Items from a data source
>> start

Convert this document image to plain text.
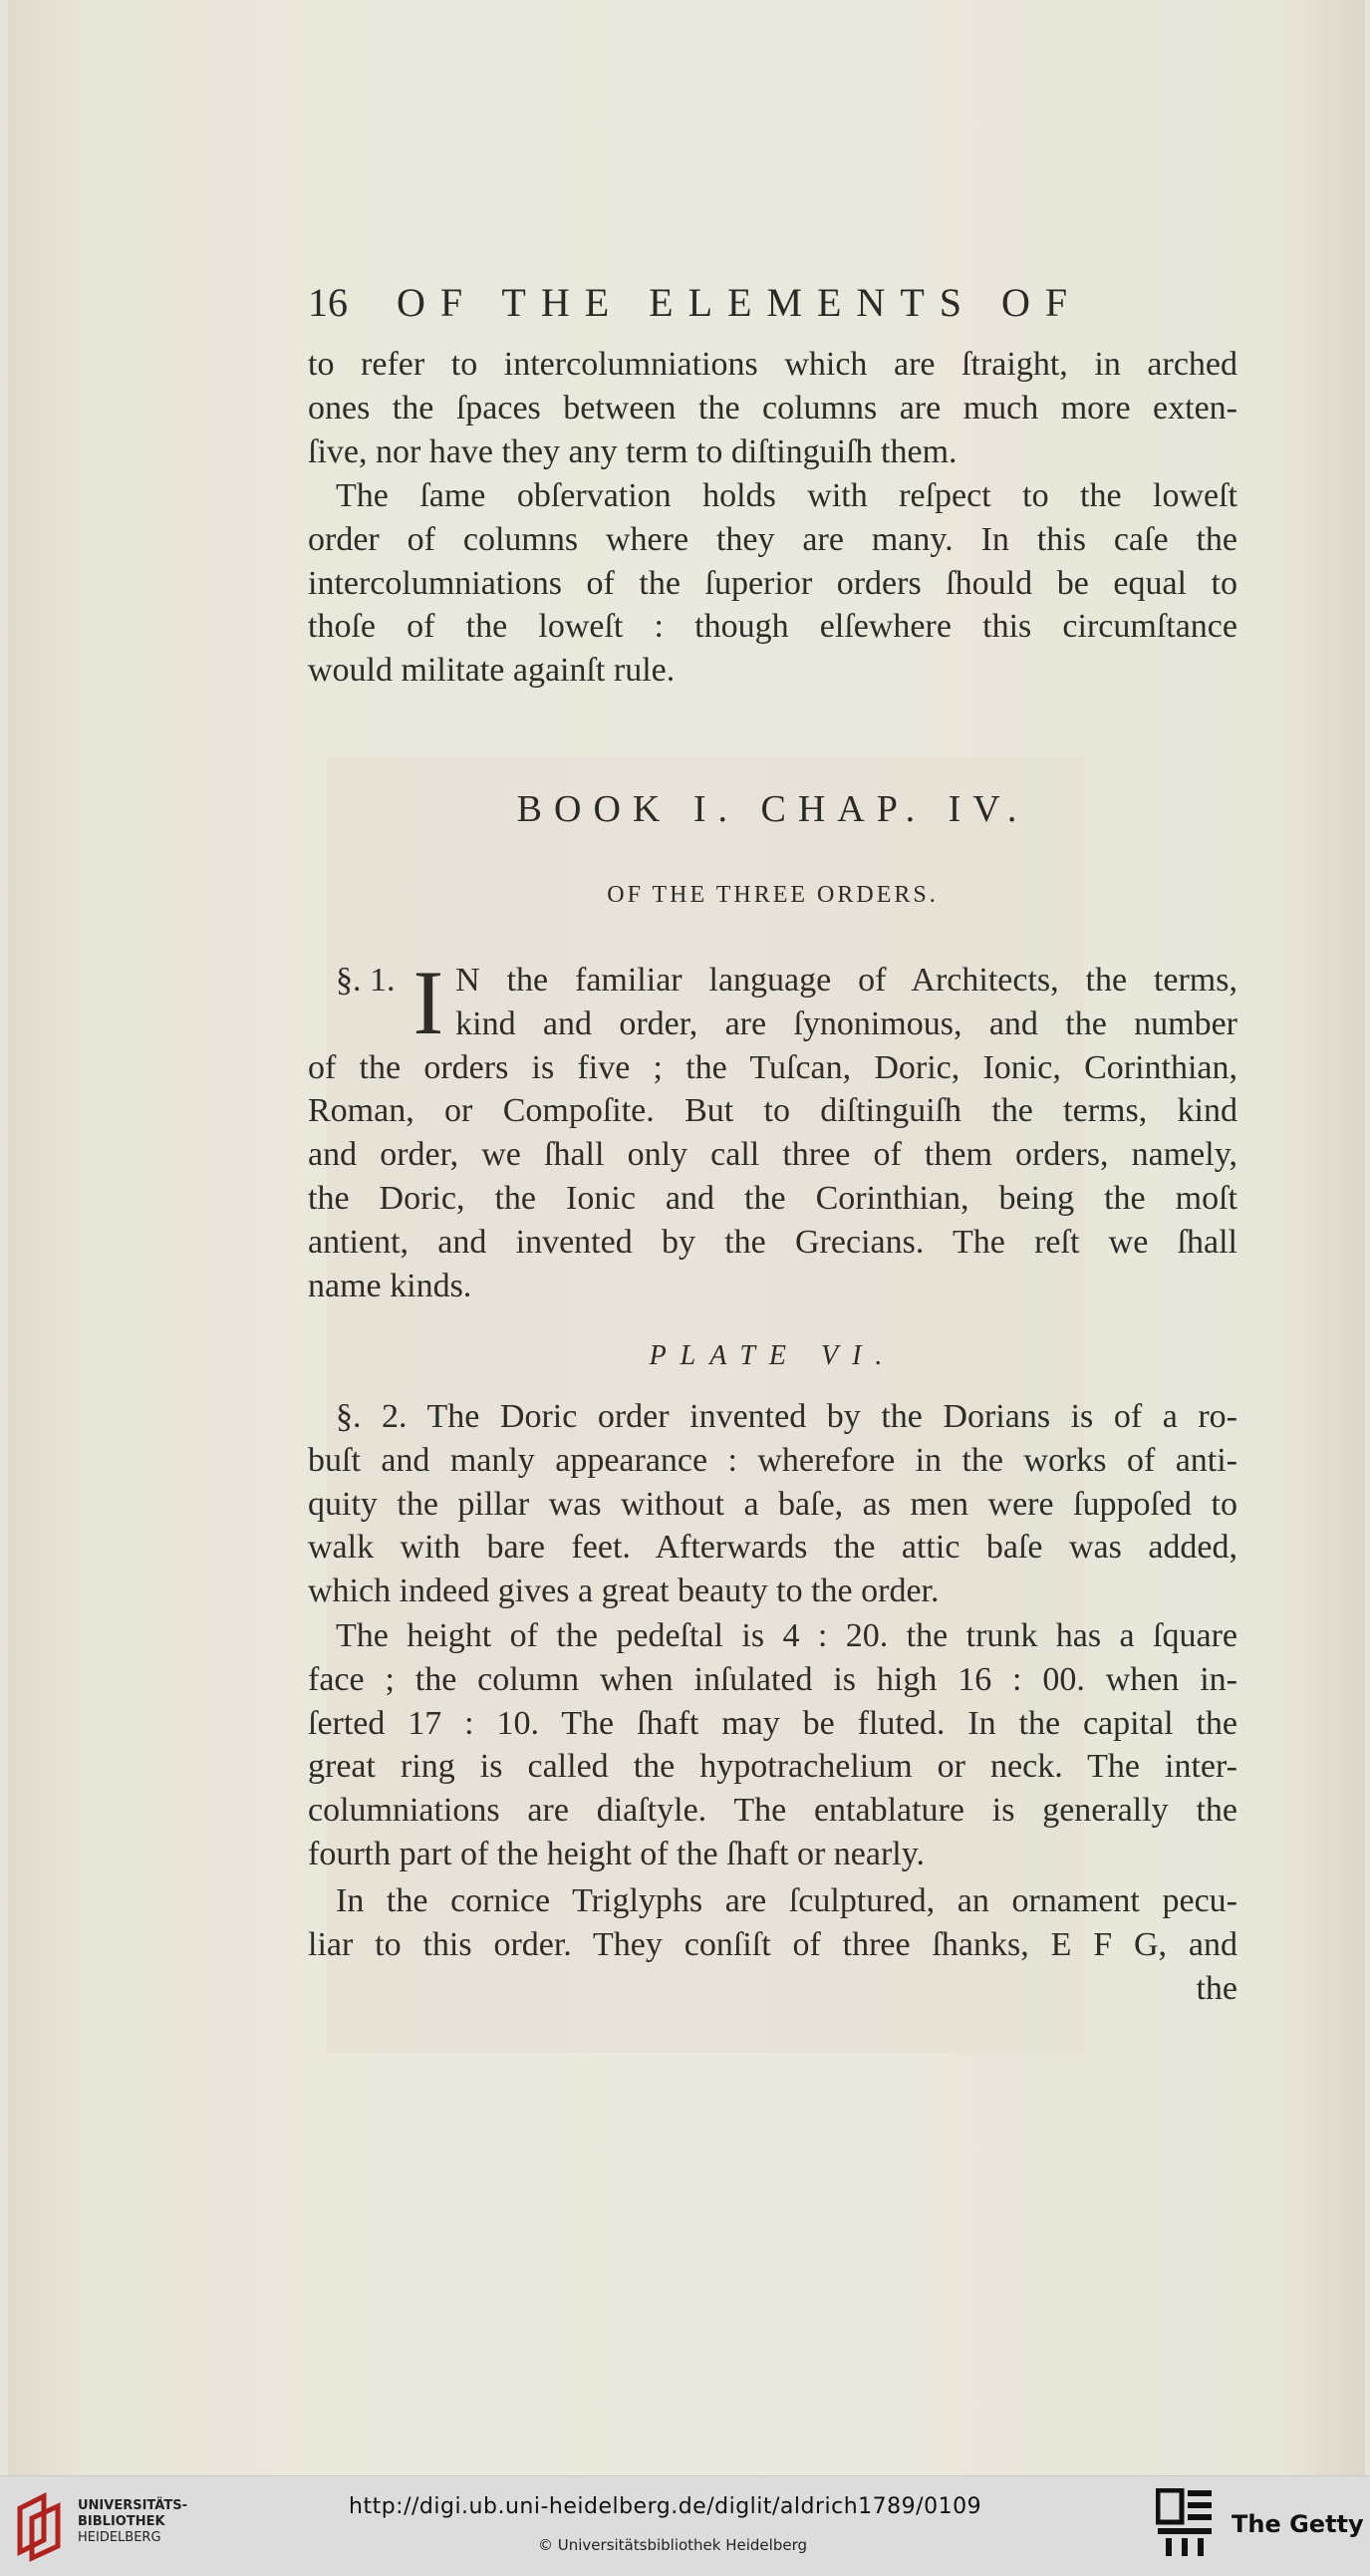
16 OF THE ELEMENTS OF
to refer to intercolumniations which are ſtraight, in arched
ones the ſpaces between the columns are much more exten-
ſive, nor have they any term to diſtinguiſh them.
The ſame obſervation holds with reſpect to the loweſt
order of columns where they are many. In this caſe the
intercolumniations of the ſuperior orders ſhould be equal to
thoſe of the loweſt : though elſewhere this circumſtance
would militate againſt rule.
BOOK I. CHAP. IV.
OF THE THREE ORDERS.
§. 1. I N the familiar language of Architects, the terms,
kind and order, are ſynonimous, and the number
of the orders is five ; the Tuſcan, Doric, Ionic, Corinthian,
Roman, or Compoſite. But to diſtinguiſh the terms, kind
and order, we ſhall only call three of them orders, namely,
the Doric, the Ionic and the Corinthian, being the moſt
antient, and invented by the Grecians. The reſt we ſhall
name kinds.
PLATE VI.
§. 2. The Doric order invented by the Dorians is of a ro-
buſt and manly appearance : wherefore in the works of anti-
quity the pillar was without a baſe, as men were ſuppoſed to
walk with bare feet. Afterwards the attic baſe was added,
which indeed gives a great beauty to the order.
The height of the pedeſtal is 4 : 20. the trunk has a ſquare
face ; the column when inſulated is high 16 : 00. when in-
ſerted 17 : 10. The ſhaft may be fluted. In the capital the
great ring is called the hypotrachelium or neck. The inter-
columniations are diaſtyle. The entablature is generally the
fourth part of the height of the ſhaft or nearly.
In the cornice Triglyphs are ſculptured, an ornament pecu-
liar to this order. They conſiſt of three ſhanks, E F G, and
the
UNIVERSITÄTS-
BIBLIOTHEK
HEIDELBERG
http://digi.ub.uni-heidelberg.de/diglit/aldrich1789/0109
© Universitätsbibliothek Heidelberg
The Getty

>> end

DIRECTIONS FOR THIS TASK
Without the pictures, reproduce every line of the records above exactly.

RESULT FOR THIS EXERCISE
Convert this document image to plain text.
16 OF THE ELEMENTS OF
to refer to intercolumniations which are ſtraight, in arched
ones the ſpaces between the columns are much more exten-
ſive, nor have they any term to diſtinguiſh them.
The ſame obſervation holds with reſpect to the loweſt
order of columns where they are many. In this caſe the
intercolumniations of the ſuperior orders ſhould be equal to
thoſe of the loweſt : though elſewhere this circumſtance
would militate againſt rule.
BOOK I. CHAP. IV.
OF THE THREE ORDERS.
§. 1. I N the familiar language of Architects, the terms,
kind and order, are ſynonimous, and the number
of the orders is five ; the Tuſcan, Doric, Ionic, Corinthian,
Roman, or Compoſite. But to diſtinguiſh the terms, kind
and order, we ſhall only call three of them orders, namely,
the Doric, the Ionic and the Corinthian, being the moſt
antient, and invented by the Grecians. The reſt we ſhall
name kinds.
PLATE VI.
§. 2. The Doric order invented by the Dorians is of a ro-
buſt and manly appearance : wherefore in the works of anti-
quity the pillar was without a baſe, as men were ſuppoſed to
walk with bare feet. Afterwards the attic baſe was added,
which indeed gives a great beauty to the order.
The height of the pedeſtal is 4 : 20. the trunk has a ſquare
face ; the column when inſulated is high 16 : 00. when in-
ſerted 17 : 10. The ſhaft may be fluted. In the capital the
great ring is called the hypotrachelium or neck. The inter-
columniations are diaſtyle. The entablature is generally the
fourth part of the height of the ſhaft or nearly.
In the cornice Triglyphs are ſculptured, an ornament pecu-
liar to this order. They conſiſt of three ſhanks, E F G, and
the
UNIVERSITÄTS-
BIBLIOTHEK
HEIDELBERG
http://digi.ub.uni-heidelberg.de/diglit/aldrich1789/0109
© Universitätsbibliothek Heidelberg
The Getty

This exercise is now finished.